(Given instruction): Output the full listing below exactly, without the pictures.

>> BEGIN Records shown

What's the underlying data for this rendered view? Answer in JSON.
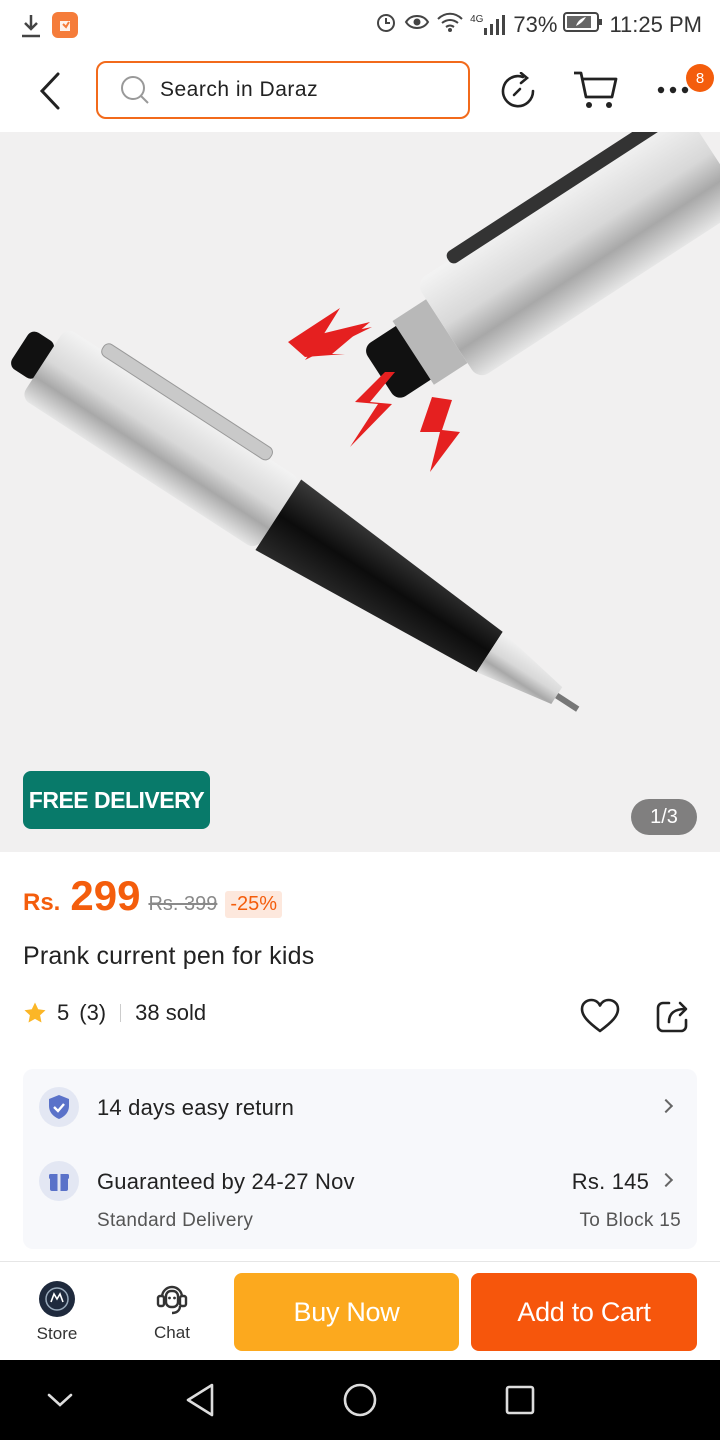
{
  "status_bar": {
    "network": "4G",
    "battery": "73%",
    "time": "11:25 PM"
  },
  "header": {
    "search_placeholder": "Search in Daraz",
    "cart_count": "8"
  },
  "product": {
    "free_delivery_badge": "FREE DELIVERY",
    "image_counter": "1/3",
    "currency": "Rs.",
    "price": "299",
    "old_price": "Rs. 399",
    "discount": "-25%",
    "title": "Prank current pen for kids",
    "rating": "5",
    "rating_count": "(3)",
    "sold": "38 sold"
  },
  "delivery": {
    "return_policy": "14 days easy return",
    "guarantee": "Guaranteed by 24-27 Nov",
    "delivery_type": "Standard Delivery",
    "delivery_fee": "Rs. 145",
    "destination": "To Block 15"
  },
  "actions": {
    "store_label": "Store",
    "chat_label": "Chat",
    "buy_now_label": "Buy Now",
    "add_to_cart_label": "Add to Cart"
  },
  "colors": {
    "brand_orange": "#f45d0c",
    "buy_now": "#fca91e",
    "free_delivery_bg": "#087a6a"
  }
}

>> END Records shown

(Exercise result):
What's the underlying data for this rendered view? Answer in JSON.
{
  "status_bar": {
    "network": "4G",
    "battery": "73%",
    "time": "11:25 PM"
  },
  "header": {
    "search_placeholder": "Search in Daraz",
    "cart_count": "8"
  },
  "product": {
    "free_delivery_badge": "FREE DELIVERY",
    "image_counter": "1/3",
    "currency": "Rs.",
    "price": "299",
    "old_price": "Rs. 399",
    "discount": "-25%",
    "title": "Prank current pen for kids",
    "rating": "5",
    "rating_count": "(3)",
    "sold": "38 sold"
  },
  "delivery": {
    "return_policy": "14 days easy return",
    "guarantee": "Guaranteed by 24-27 Nov",
    "delivery_type": "Standard Delivery",
    "delivery_fee": "Rs. 145",
    "destination": "To Block 15"
  },
  "actions": {
    "store_label": "Store",
    "chat_label": "Chat",
    "buy_now_label": "Buy Now",
    "add_to_cart_label": "Add to Cart"
  },
  "colors": {
    "brand_orange": "#f45d0c",
    "buy_now": "#fca91e",
    "free_delivery_bg": "#087a6a"
  }
}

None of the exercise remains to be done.